What to do — Extract all lines in the data that contain the word "Chọn".

Dataset excerpts —
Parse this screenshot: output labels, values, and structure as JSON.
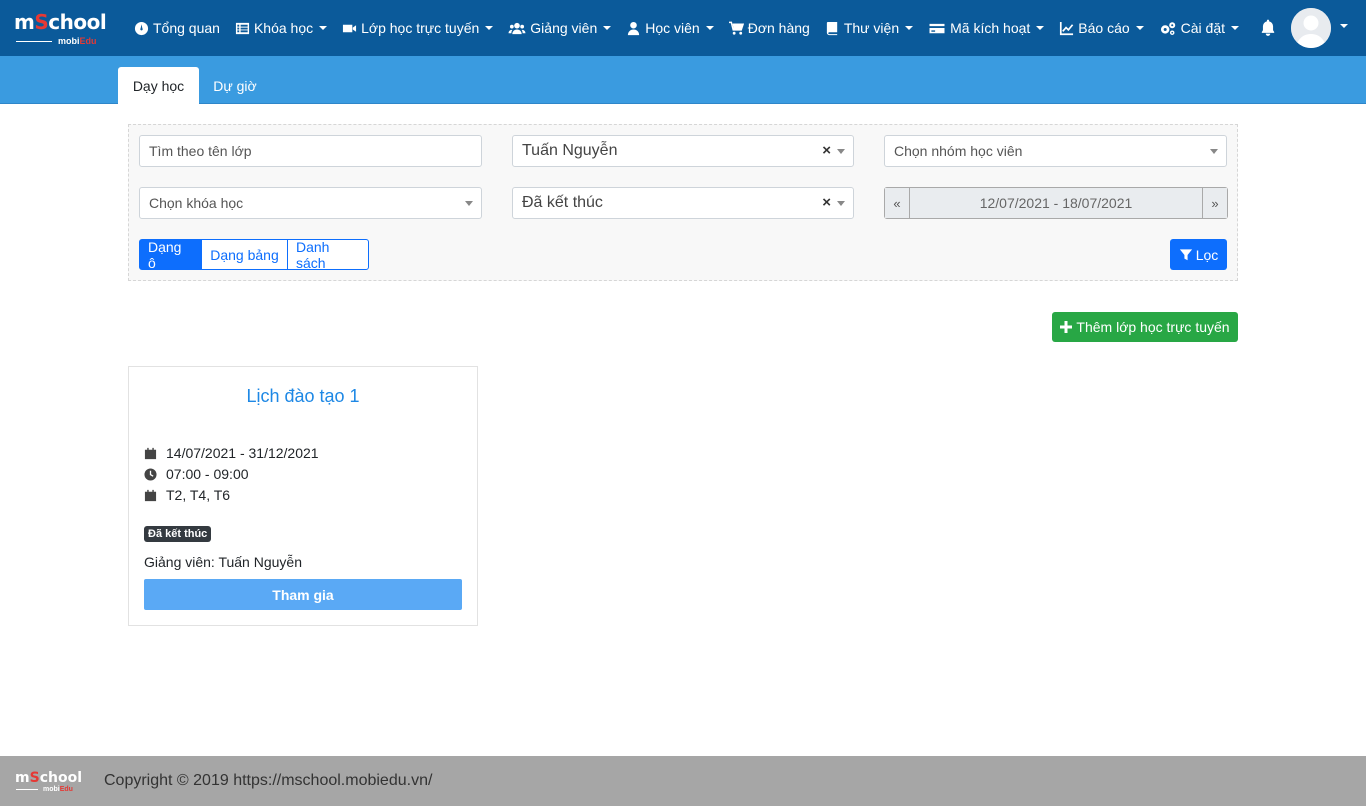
{
  "brand": {
    "name_pre": "m",
    "name_s": "S",
    "name_post": "chool",
    "sub_pre": "mobi",
    "sub_e": "Edu"
  },
  "nav": {
    "items": [
      {
        "label": "Tổng quan",
        "icon": "dashboard-icon",
        "dropdown": false
      },
      {
        "label": "Khóa học",
        "icon": "list-icon",
        "dropdown": true
      },
      {
        "label": "Lớp học trực tuyến",
        "icon": "video-icon",
        "dropdown": true
      },
      {
        "label": "Giảng viên",
        "icon": "users-icon",
        "dropdown": true
      },
      {
        "label": "Học viên",
        "icon": "user-icon",
        "dropdown": true
      },
      {
        "label": "Đơn hàng",
        "icon": "cart-icon",
        "dropdown": false
      },
      {
        "label": "Thư viện",
        "icon": "book-icon",
        "dropdown": true
      },
      {
        "label": "Mã kích hoạt",
        "icon": "credit-card-icon",
        "dropdown": true
      },
      {
        "label": "Báo cáo",
        "icon": "chart-icon",
        "dropdown": true
      },
      {
        "label": "Cài đặt",
        "icon": "gears-icon",
        "dropdown": true
      }
    ]
  },
  "tabs": {
    "teaching": "Dạy học",
    "observe": "Dự giờ"
  },
  "filters": {
    "class_name_placeholder": "Tìm theo tên lớp",
    "teacher_value": "Tuấn Nguyễn",
    "student_group_placeholder": "Chọn nhóm học viên",
    "course_placeholder": "Chọn khóa học",
    "status_value": "Đã kết thúc",
    "date_range": "12/07/2021 - 18/07/2021",
    "prev": "«",
    "next": "»",
    "clear": "×"
  },
  "view_modes": {
    "grid": "Dạng ô",
    "table": "Dạng bảng",
    "list": "Danh sách"
  },
  "actions": {
    "filter": "Lọc",
    "add_class": "Thêm lớp học trực tuyến"
  },
  "card": {
    "title": "Lịch đào tạo 1",
    "dates": "14/07/2021 - 31/12/2021",
    "time": "07:00 - 09:00",
    "days": "T2, T4, T6",
    "status": "Đã kết thúc",
    "teacher": "Giảng viên: Tuấn Nguyễn",
    "join": "Tham gia"
  },
  "footer": {
    "copyright": "Copyright © 2019 https://mschool.mobiedu.vn/"
  },
  "colors": {
    "navbar": "#0b5a9a",
    "subbar": "#3a9be0",
    "primary": "#0d6efd",
    "success": "#28a745",
    "join": "#5aa9f5"
  }
}
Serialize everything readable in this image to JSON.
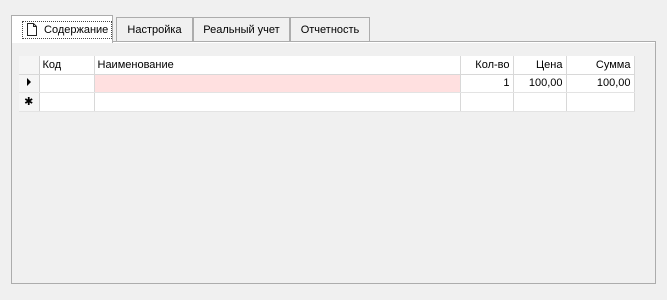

Task response —
    "student_group_placeholder": "Chọn nhóm học viên",
    "course_placeholder": "Chọn khóa học",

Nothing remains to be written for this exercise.